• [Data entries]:

╔══

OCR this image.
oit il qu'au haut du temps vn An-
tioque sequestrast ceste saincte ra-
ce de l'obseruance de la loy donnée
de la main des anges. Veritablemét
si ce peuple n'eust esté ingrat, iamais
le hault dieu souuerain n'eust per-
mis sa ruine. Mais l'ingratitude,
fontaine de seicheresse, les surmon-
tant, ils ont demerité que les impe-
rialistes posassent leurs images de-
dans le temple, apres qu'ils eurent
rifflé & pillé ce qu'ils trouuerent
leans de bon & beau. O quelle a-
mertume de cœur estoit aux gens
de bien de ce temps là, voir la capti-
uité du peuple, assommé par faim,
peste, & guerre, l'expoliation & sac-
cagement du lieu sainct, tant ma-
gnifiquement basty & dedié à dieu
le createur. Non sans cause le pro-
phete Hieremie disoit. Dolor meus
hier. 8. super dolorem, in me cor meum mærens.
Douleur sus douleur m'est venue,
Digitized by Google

╚══
╔══

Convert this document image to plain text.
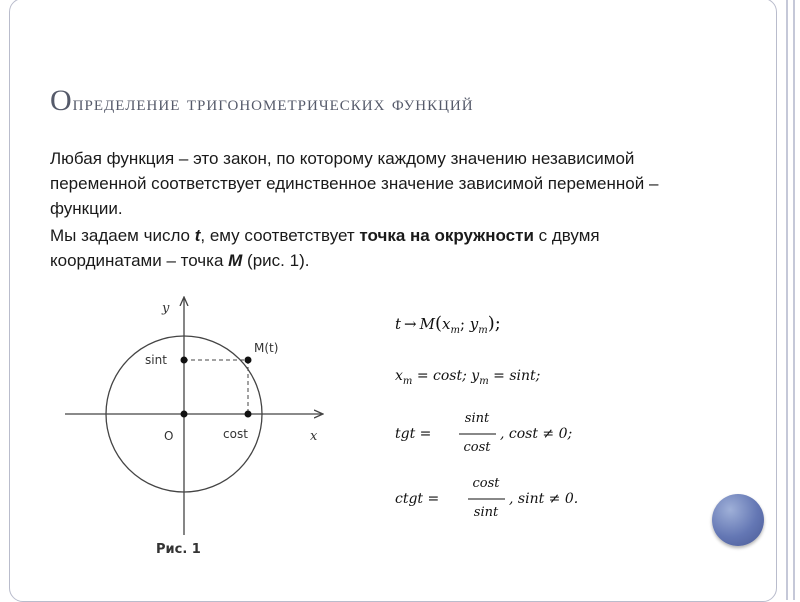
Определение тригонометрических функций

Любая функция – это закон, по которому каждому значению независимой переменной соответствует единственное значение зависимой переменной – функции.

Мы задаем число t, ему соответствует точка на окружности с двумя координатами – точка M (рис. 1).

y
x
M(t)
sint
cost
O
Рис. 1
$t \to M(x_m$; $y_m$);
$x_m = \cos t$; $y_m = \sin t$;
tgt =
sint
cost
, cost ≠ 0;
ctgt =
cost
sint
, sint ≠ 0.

╚══

• [Set problem]: Look through the data above. Find each line with the string "eust" and copy it.

• [Solution to this exercise]:
si ce peuple n'eust esté ingrat, iamais
le hault dieu souuerain n'eust per-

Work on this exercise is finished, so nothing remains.